Where a line holds the string "this", return that line.

**Material to process**
## BEGIN

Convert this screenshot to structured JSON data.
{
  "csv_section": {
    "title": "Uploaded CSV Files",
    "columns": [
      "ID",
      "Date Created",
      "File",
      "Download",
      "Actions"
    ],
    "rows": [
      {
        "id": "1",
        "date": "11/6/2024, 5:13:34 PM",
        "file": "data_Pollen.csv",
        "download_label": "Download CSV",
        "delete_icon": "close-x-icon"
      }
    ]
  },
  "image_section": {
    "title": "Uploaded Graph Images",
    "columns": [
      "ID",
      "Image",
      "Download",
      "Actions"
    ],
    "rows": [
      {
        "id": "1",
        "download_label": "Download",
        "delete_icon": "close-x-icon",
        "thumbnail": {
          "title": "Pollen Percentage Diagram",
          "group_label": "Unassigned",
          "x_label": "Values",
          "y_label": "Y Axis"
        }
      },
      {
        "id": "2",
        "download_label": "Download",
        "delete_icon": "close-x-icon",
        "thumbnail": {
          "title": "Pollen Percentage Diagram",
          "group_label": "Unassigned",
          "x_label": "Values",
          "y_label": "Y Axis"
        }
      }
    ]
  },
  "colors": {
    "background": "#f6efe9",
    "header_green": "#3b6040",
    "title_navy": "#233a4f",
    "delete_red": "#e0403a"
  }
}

## END
## BEGIN

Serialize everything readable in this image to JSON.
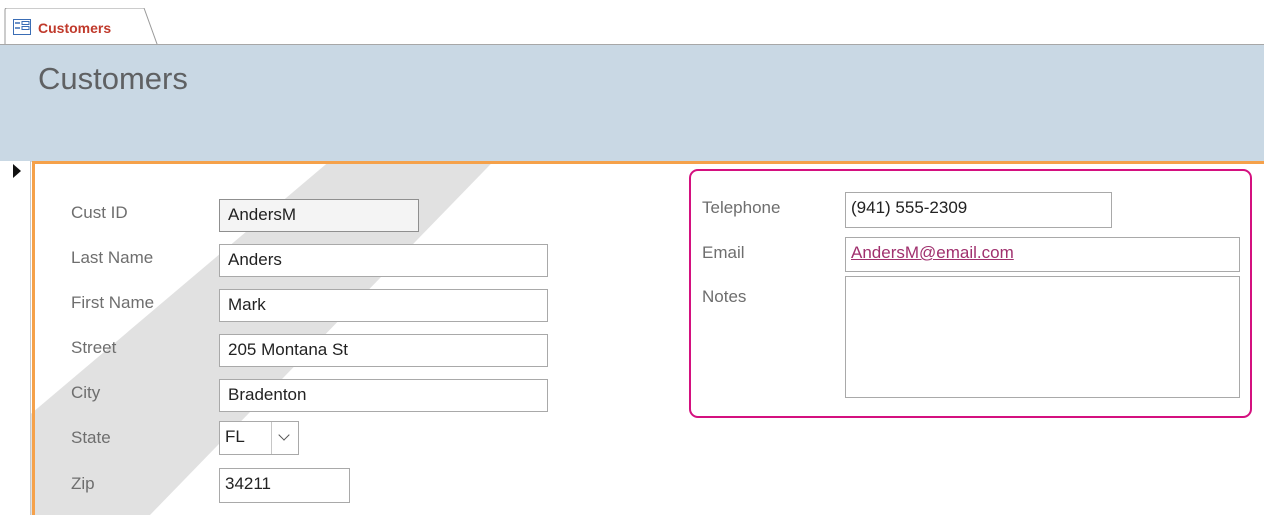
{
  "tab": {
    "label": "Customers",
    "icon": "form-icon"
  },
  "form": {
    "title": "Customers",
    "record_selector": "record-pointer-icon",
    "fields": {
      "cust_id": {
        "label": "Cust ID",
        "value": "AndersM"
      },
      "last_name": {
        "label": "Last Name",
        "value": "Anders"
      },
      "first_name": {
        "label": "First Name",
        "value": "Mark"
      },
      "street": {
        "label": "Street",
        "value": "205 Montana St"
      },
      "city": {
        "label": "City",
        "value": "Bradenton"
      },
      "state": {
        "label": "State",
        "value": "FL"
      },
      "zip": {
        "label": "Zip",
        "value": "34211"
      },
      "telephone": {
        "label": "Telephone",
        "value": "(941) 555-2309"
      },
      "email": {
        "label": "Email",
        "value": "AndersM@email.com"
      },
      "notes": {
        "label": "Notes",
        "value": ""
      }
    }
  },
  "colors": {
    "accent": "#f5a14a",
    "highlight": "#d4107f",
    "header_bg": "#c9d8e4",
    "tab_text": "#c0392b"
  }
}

## END

**Full response**
Convert this screenshot to structured JSON data.
Serialize everything readable in this image to JSON.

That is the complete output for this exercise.